Items from a data source
--------------------
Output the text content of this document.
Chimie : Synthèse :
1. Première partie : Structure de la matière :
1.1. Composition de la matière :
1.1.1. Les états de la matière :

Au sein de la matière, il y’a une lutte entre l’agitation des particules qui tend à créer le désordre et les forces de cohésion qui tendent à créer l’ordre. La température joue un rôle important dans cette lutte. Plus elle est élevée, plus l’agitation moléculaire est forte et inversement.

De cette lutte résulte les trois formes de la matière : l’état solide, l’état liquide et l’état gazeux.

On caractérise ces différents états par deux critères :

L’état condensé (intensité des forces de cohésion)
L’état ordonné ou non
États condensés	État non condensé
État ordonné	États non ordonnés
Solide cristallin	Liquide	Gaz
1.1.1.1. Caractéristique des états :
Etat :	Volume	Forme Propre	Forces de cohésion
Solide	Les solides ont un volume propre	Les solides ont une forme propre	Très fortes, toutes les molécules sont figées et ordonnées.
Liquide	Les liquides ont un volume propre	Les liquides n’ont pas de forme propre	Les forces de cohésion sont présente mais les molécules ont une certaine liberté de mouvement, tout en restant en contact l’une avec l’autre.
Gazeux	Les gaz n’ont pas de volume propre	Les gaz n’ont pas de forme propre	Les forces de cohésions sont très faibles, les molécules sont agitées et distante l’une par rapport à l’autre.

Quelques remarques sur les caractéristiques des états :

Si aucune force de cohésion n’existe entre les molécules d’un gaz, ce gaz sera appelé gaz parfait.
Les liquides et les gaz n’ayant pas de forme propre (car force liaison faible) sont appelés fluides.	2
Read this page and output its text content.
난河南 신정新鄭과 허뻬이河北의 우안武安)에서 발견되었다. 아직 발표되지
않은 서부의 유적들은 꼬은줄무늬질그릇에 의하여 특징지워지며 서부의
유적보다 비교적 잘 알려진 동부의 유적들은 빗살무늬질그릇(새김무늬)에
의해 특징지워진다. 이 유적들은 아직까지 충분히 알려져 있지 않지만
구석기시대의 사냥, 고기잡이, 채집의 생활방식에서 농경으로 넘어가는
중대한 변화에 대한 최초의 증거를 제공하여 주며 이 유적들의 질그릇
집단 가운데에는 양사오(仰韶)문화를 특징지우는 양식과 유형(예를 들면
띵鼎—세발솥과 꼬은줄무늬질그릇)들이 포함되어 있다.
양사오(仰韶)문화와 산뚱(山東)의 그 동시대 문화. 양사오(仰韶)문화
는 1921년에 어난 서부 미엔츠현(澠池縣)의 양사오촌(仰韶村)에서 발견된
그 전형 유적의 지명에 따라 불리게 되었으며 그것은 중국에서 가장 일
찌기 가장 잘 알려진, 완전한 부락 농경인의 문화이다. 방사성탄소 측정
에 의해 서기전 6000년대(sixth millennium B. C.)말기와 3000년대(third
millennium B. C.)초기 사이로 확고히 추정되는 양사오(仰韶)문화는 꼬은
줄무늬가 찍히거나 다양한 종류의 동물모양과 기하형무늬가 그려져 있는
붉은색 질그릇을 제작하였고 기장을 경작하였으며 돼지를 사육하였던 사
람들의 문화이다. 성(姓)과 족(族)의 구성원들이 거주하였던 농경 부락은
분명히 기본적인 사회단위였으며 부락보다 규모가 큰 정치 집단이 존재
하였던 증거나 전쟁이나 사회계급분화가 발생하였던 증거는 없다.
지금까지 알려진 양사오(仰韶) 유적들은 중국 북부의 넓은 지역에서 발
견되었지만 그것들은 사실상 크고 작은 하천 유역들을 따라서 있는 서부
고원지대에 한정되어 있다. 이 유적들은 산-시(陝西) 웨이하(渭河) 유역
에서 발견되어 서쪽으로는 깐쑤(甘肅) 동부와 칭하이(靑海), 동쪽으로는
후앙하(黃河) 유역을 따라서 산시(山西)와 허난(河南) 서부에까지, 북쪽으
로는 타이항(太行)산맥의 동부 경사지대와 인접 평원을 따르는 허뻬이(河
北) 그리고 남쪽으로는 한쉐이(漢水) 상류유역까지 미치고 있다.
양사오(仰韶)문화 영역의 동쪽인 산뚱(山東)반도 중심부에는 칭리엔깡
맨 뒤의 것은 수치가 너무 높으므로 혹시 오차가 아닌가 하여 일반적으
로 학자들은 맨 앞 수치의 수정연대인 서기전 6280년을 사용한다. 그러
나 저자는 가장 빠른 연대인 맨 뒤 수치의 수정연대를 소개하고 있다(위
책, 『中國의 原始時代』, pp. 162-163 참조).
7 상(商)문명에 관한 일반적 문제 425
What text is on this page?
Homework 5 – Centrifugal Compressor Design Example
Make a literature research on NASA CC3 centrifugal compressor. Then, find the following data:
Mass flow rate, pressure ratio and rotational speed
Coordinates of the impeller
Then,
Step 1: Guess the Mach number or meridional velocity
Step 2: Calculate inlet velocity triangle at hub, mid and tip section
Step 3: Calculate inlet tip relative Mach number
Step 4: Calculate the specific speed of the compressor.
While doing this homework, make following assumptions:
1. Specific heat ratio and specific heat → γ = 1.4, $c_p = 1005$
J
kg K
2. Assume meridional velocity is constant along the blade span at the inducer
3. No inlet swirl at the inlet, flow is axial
--------------------
* **Exercise description**: Copy the material above verbatim.

* **Answer**:
Output the text content of this document.
Chimie : Synthèse :
1. Première partie : Structure de la matière :
1.1. Composition de la matière :
1.1.1. Les états de la matière :

Au sein de la matière, il y’a une lutte entre l’agitation des particules qui tend à créer le désordre et les forces de cohésion qui tendent à créer l’ordre. La température joue un rôle important dans cette lutte. Plus elle est élevée, plus l’agitation moléculaire est forte et inversement.

De cette lutte résulte les trois formes de la matière : l’état solide, l’état liquide et l’état gazeux.

On caractérise ces différents états par deux critères :

L’état condensé (intensité des forces de cohésion)
L’état ordonné ou non
États condensés	État non condensé
État ordonné	États non ordonnés
Solide cristallin	Liquide	Gaz
1.1.1.1. Caractéristique des états :
Etat :	Volume	Forme Propre	Forces de cohésion
Solide	Les solides ont un volume propre	Les solides ont une forme propre	Très fortes, toutes les molécules sont figées et ordonnées.
Liquide	Les liquides ont un volume propre	Les liquides n’ont pas de forme propre	Les forces de cohésion sont présente mais les molécules ont une certaine liberté de mouvement, tout en restant en contact l’une avec l’autre.
Gazeux	Les gaz n’ont pas de volume propre	Les gaz n’ont pas de forme propre	Les forces de cohésions sont très faibles, les molécules sont agitées et distante l’une par rapport à l’autre.

Quelques remarques sur les caractéristiques des états :

Si aucune force de cohésion n’existe entre les molécules d’un gaz, ce gaz sera appelé gaz parfait.
Les liquides et les gaz n’ayant pas de forme propre (car force liaison faible) sont appelés fluides.	2
Read this page and output its text content.
난河南 신정新鄭과 허뻬이河北의 우안武安)에서 발견되었다. 아직 발표되지
않은 서부의 유적들은 꼬은줄무늬질그릇에 의하여 특징지워지며 서부의
유적보다 비교적 잘 알려진 동부의 유적들은 빗살무늬질그릇(새김무늬)에
의해 특징지워진다. 이 유적들은 아직까지 충분히 알려져 있지 않지만
구석기시대의 사냥, 고기잡이, 채집의 생활방식에서 농경으로 넘어가는
중대한 변화에 대한 최초의 증거를 제공하여 주며 이 유적들의 질그릇
집단 가운데에는 양사오(仰韶)문화를 특징지우는 양식과 유형(예를 들면
띵鼎—세발솥과 꼬은줄무늬질그릇)들이 포함되어 있다.
양사오(仰韶)문화와 산뚱(山東)의 그 동시대 문화. 양사오(仰韶)문화
는 1921년에 어난 서부 미엔츠현(澠池縣)의 양사오촌(仰韶村)에서 발견된
그 전형 유적의 지명에 따라 불리게 되었으며 그것은 중국에서 가장 일
찌기 가장 잘 알려진, 완전한 부락 농경인의 문화이다. 방사성탄소 측정
에 의해 서기전 6000년대(sixth millennium B. C.)말기와 3000년대(third
millennium B. C.)초기 사이로 확고히 추정되는 양사오(仰韶)문화는 꼬은
줄무늬가 찍히거나 다양한 종류의 동물모양과 기하형무늬가 그려져 있는
붉은색 질그릇을 제작하였고 기장을 경작하였으며 돼지를 사육하였던 사
람들의 문화이다. 성(姓)과 족(族)의 구성원들이 거주하였던 농경 부락은
분명히 기본적인 사회단위였으며 부락보다 규모가 큰 정치 집단이 존재
하였던 증거나 전쟁이나 사회계급분화가 발생하였던 증거는 없다.
지금까지 알려진 양사오(仰韶) 유적들은 중국 북부의 넓은 지역에서 발
견되었지만 그것들은 사실상 크고 작은 하천 유역들을 따라서 있는 서부
고원지대에 한정되어 있다. 이 유적들은 산-시(陝西) 웨이하(渭河) 유역
에서 발견되어 서쪽으로는 깐쑤(甘肅) 동부와 칭하이(靑海), 동쪽으로는
후앙하(黃河) 유역을 따라서 산시(山西)와 허난(河南) 서부에까지, 북쪽으
로는 타이항(太行)산맥의 동부 경사지대와 인접 평원을 따르는 허뻬이(河
北) 그리고 남쪽으로는 한쉐이(漢水) 상류유역까지 미치고 있다.
양사오(仰韶)문화 영역의 동쪽인 산뚱(山東)반도 중심부에는 칭리엔깡
맨 뒤의 것은 수치가 너무 높으므로 혹시 오차가 아닌가 하여 일반적으
로 학자들은 맨 앞 수치의 수정연대인 서기전 6280년을 사용한다. 그러
나 저자는 가장 빠른 연대인 맨 뒤 수치의 수정연대를 소개하고 있다(위
책, 『中國의 原始時代』, pp. 162-163 참조).
7 상(商)문명에 관한 일반적 문제 425
What text is on this page?
Homework 5 – Centrifugal Compressor Design Example
Make a literature research on NASA CC3 centrifugal compressor. Then, find the following data:
Mass flow rate, pressure ratio and rotational speed
Coordinates of the impeller
Then,
Step 1: Guess the Mach number or meridional velocity
Step 2: Calculate inlet velocity triangle at hub, mid and tip section
Step 3: Calculate inlet tip relative Mach number
Step 4: Calculate the specific speed of the compressor.
While doing this homework, make following assumptions:
1. Specific heat ratio and specific heat → γ = 1.4, $c_p = 1005$
J
kg K
2. Assume meridional velocity is constant along the blade span at the inducer
3. No inlet swirl at the inlet, flow is axial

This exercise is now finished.